*WORK TO DO*: Check every line of the data below for the string "感染人数", and copy the ones that hold it.

*EXTRACTED ENTRIES*:

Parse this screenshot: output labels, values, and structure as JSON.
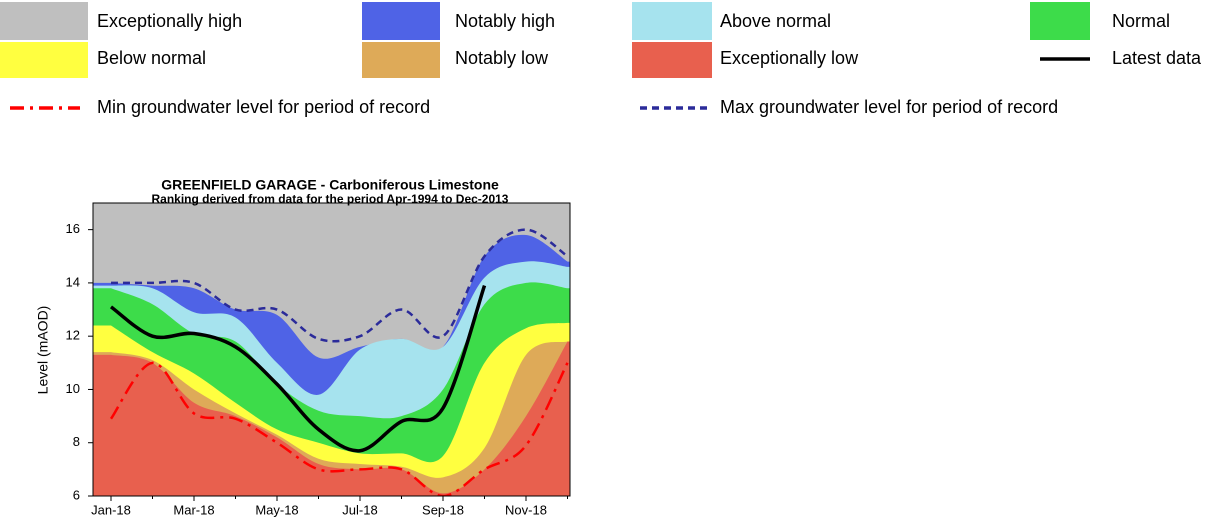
{
  "chart_data": {
    "type": "band-area",
    "title": "GREENFIELD GARAGE - Carboniferous Limestone",
    "subtitle": "Ranking derived from data for the period Apr-1994 to Dec-2013",
    "y_label": "Level (mAOD)",
    "categories": [
      "Jan-18",
      null,
      "Mar-18",
      null,
      "May-18",
      null,
      "Jul-18",
      null,
      "Sep-18",
      null,
      "Nov-18",
      null
    ],
    "ylim": [
      6,
      17
    ],
    "yticks": [
      6,
      8,
      10,
      12,
      14,
      16
    ],
    "series": [
      {
        "name": "Exceptionally high",
        "kind": "band",
        "color": "#bfbfbf"
      },
      {
        "name": "Notably high",
        "kind": "band",
        "color": "#4f63e6",
        "values": [
          14.0,
          13.9,
          13.8,
          13.0,
          12.8,
          11.2,
          11.6,
          11.9,
          11.6,
          15.0,
          15.8,
          14.8
        ]
      },
      {
        "name": "Above normal",
        "kind": "band",
        "color": "#a6e3ee",
        "values": [
          13.9,
          13.8,
          12.9,
          12.7,
          11.0,
          9.8,
          11.5,
          11.9,
          11.6,
          14.2,
          14.8,
          14.6
        ]
      },
      {
        "name": "Normal",
        "kind": "band",
        "color": "#3ddc4a",
        "values": [
          13.8,
          13.2,
          12.1,
          11.8,
          10.2,
          9.2,
          9.0,
          9.0,
          10.0,
          13.2,
          14.0,
          13.8
        ]
      },
      {
        "name": "Below normal",
        "kind": "band",
        "color": "#ffff40",
        "values": [
          12.4,
          11.4,
          10.6,
          9.5,
          8.5,
          8.0,
          7.6,
          7.6,
          7.5,
          11.0,
          12.3,
          12.5
        ]
      },
      {
        "name": "Notably low",
        "kind": "band",
        "color": "#deaa58",
        "values": [
          11.4,
          11.1,
          10.0,
          9.1,
          8.3,
          7.4,
          7.2,
          7.1,
          6.7,
          7.8,
          11.3,
          11.8
        ]
      },
      {
        "name": "Exceptionally low",
        "kind": "band",
        "color": "#e8604e",
        "values": [
          11.3,
          11.0,
          9.5,
          9.0,
          8.2,
          7.2,
          7.0,
          7.0,
          6.1,
          7.0,
          9.0,
          11.8
        ]
      },
      {
        "name": "Latest data",
        "kind": "line",
        "color": "#000000",
        "values": [
          13.1,
          12.0,
          12.1,
          11.6,
          10.2,
          8.5,
          7.7,
          8.8,
          9.3,
          13.9,
          null,
          null
        ]
      },
      {
        "name": "Min groundwater level for period of record",
        "kind": "line",
        "dash": "long-short",
        "color": "#ff0000",
        "values": [
          8.9,
          11.0,
          9.1,
          8.9,
          8.0,
          7.0,
          7.0,
          7.0,
          6.0,
          7.0,
          7.9,
          11.0
        ]
      },
      {
        "name": "Max groundwater level for period of record",
        "kind": "line",
        "dash": "short",
        "color": "#2b2b9a",
        "values": [
          14.0,
          14.0,
          14.0,
          13.0,
          13.0,
          11.9,
          12.0,
          13.0,
          12.0,
          15.0,
          16.0,
          15.0
        ]
      }
    ]
  }
}
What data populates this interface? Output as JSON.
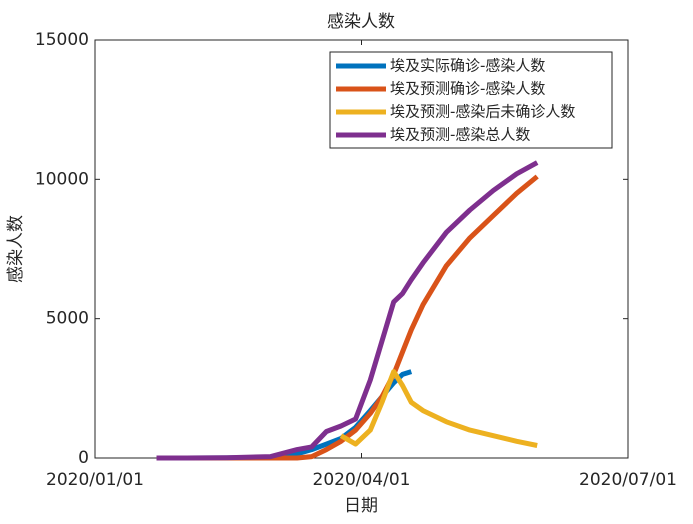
{
  "chart_data": {
    "type": "line",
    "title": "感染人数",
    "xlabel": "日期",
    "ylabel": "感染人数",
    "x": [
      "2020-01-22",
      "2020-02-01",
      "2020-02-15",
      "2020-03-01",
      "2020-03-10",
      "2020-03-15",
      "2020-03-20",
      "2020-03-25",
      "2020-03-30",
      "2020-04-04",
      "2020-04-08",
      "2020-04-12",
      "2020-04-15",
      "2020-04-18",
      "2020-04-22",
      "2020-04-30",
      "2020-05-08",
      "2020-05-16",
      "2020-05-24",
      "2020-05-31"
    ],
    "series": [
      {
        "name": "埃及实际确诊-感染人数",
        "color": "#0072BD",
        "values": [
          0,
          0,
          5,
          30,
          150,
          300,
          500,
          700,
          1100,
          1700,
          2200,
          2700,
          3000,
          3100,
          null,
          null,
          null,
          null,
          null,
          null
        ]
      },
      {
        "name": "埃及预测确诊-感染人数",
        "color": "#D95319",
        "values": [
          0,
          0,
          0,
          0,
          0,
          50,
          300,
          600,
          1000,
          1600,
          2200,
          3000,
          3800,
          4600,
          5500,
          6900,
          7900,
          8700,
          9500,
          10100
        ]
      },
      {
        "name": "埃及预测-感染后未确诊人数",
        "color": "#EDB120",
        "values": [
          null,
          null,
          null,
          null,
          null,
          null,
          null,
          800,
          500,
          1000,
          2000,
          3100,
          2600,
          2000,
          1700,
          1300,
          1000,
          800,
          600,
          450
        ]
      },
      {
        "name": "埃及预测-感染总人数",
        "color": "#7E2F8E",
        "values": [
          0,
          0,
          10,
          50,
          300,
          400,
          950,
          1150,
          1400,
          2800,
          4200,
          5600,
          5900,
          6400,
          7000,
          8100,
          8900,
          9600,
          10200,
          10600
        ]
      }
    ],
    "xlim": [
      "2020-01-01",
      "2020-07-01"
    ],
    "xticks": [
      {
        "value": "2020-01-01",
        "label": "2020/01/01"
      },
      {
        "value": "2020-04-01",
        "label": "2020/04/01"
      },
      {
        "value": "2020-07-01",
        "label": "2020/07/01"
      }
    ],
    "ylim": [
      0,
      15000
    ],
    "yticks": [
      0,
      5000,
      10000,
      15000
    ],
    "legend": "upper right"
  }
}
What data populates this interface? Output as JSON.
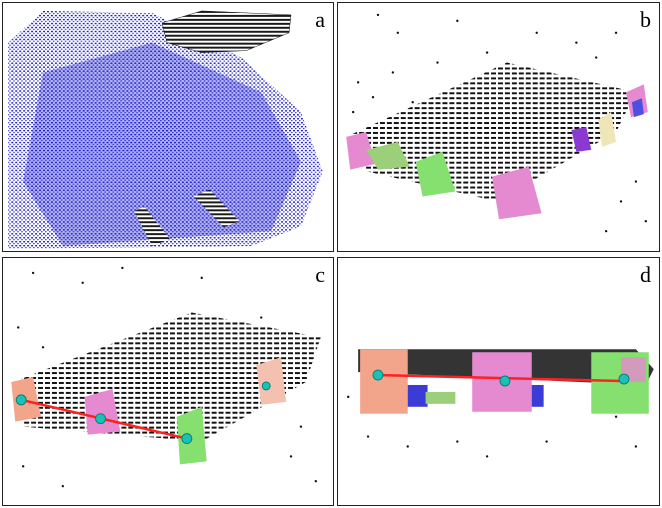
{
  "figure": {
    "panels": [
      {
        "id": "a",
        "label": "a"
      },
      {
        "id": "b",
        "label": "b"
      },
      {
        "id": "c",
        "label": "c"
      },
      {
        "id": "d",
        "label": "d"
      }
    ]
  },
  "colors": {
    "cloud_blue": "#1a1ad6",
    "points_black": "#111111",
    "segment_pink": "#e58ad0",
    "segment_green": "#86e070",
    "segment_salmon": "#f2a58a",
    "segment_violet": "#8a3ad0",
    "segment_beige": "#efe6b8",
    "line_red": "#ff2020",
    "marker_teal": "#19c2b5"
  }
}
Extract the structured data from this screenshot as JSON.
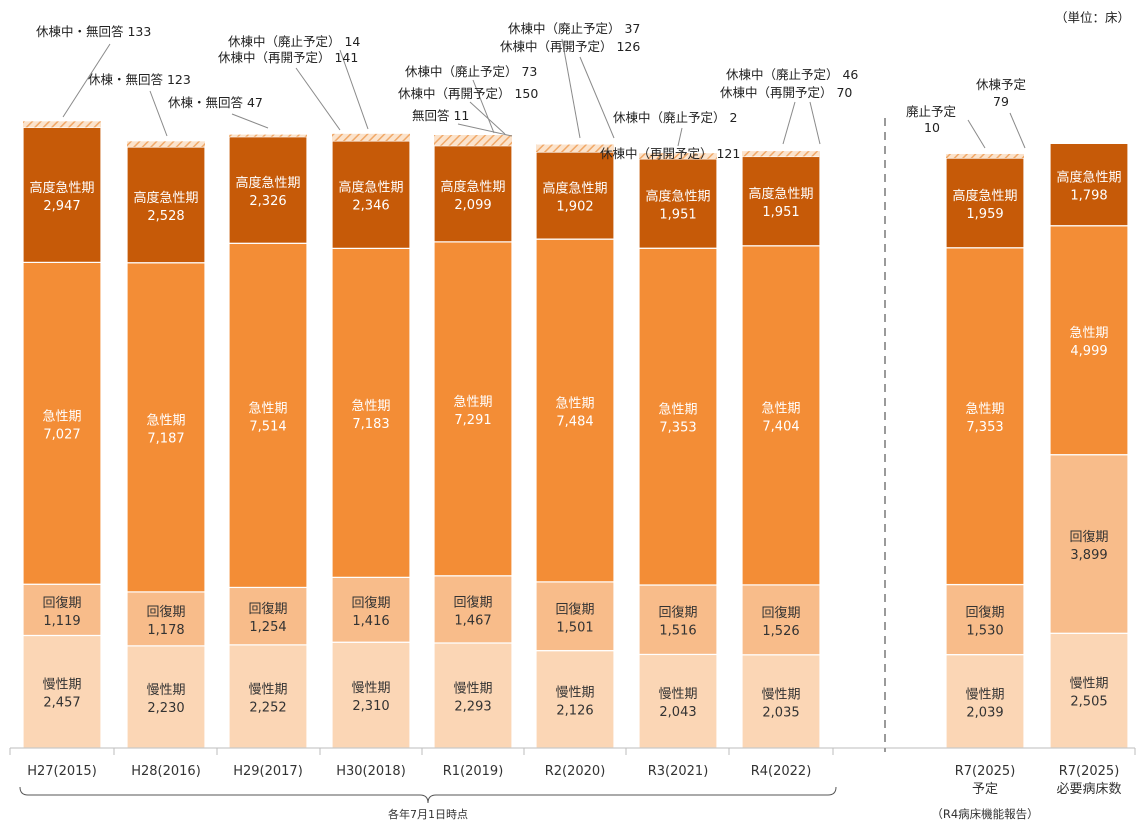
{
  "unit_label": "（単位：床）",
  "footnote_years": "各年7月1日時点",
  "footnote_r7": "（R4病床機能報告）",
  "colors": {
    "high_acute": "#c65a08",
    "acute": "#f38d36",
    "recovery": "#f8bc8a",
    "chronic": "#fbd6b5",
    "suspended": "#f3c69d",
    "axis": "#9a9a9a",
    "label_dark": "#ffffff",
    "label_light": "#333333"
  },
  "chart_data": {
    "type": "bar",
    "stacked": true,
    "categories": [
      [
        "H27(2015)"
      ],
      [
        "H28(2016)"
      ],
      [
        "H29(2017)"
      ],
      [
        "H30(2018)"
      ],
      [
        "R1(2019)"
      ],
      [
        "R2(2020)"
      ],
      [
        "R3(2021)"
      ],
      [
        "R4(2022)"
      ],
      [
        "R7(2025)",
        "予定"
      ],
      [
        "R7(2025)",
        "必要病床数"
      ]
    ],
    "series": [
      {
        "name": "慢性期",
        "values": [
          2457,
          2230,
          2252,
          2310,
          2293,
          2126,
          2043,
          2035,
          2039,
          2505
        ]
      },
      {
        "name": "回復期",
        "values": [
          1119,
          1178,
          1254,
          1416,
          1467,
          1501,
          1516,
          1526,
          1530,
          3899
        ]
      },
      {
        "name": "急性期",
        "values": [
          7027,
          7187,
          7514,
          7183,
          7291,
          7484,
          7353,
          7404,
          7353,
          4999
        ]
      },
      {
        "name": "高度急性期",
        "values": [
          2947,
          2528,
          2326,
          2346,
          2099,
          1902,
          1951,
          1951,
          1959,
          1798
        ]
      }
    ],
    "suspended_values": [
      133,
      123,
      47,
      155,
      234,
      163,
      123,
      116,
      89,
      0
    ],
    "annotations": [
      {
        "lines": [
          "休棟中・無回答 133"
        ]
      },
      {
        "lines": [
          "休棟・無回答 123"
        ]
      },
      {
        "lines": [
          "休棟・無回答 47"
        ]
      },
      {
        "lines": [
          "休棟中（廃止予定） 14",
          "休棟中（再開予定） 141"
        ]
      },
      {
        "lines": [
          "休棟中（廃止予定） 73",
          "休棟中（再開予定） 150",
          "無回答 11"
        ]
      },
      {
        "lines": [
          "休棟中（廃止予定） 37",
          "休棟中（再開予定） 126"
        ]
      },
      {
        "lines": [
          "休棟中（廃止予定） 2",
          "休棟中（再開予定） 121"
        ]
      },
      {
        "lines": [
          "休棟中（廃止予定） 46",
          "休棟中（再開予定） 70"
        ]
      },
      {
        "lines": [
          "廃止予定",
          "10"
        ]
      },
      {
        "lines": [
          "休棟予定",
          "79"
        ]
      }
    ],
    "xlabel": "",
    "ylabel": ""
  }
}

*RIGHT ANSWER*:
    "title": "感染人数",
    "ylabel": "感染人数",
        "name": "埃及实际确诊-感染人数",
        "name": "埃及预测确诊-感染人数",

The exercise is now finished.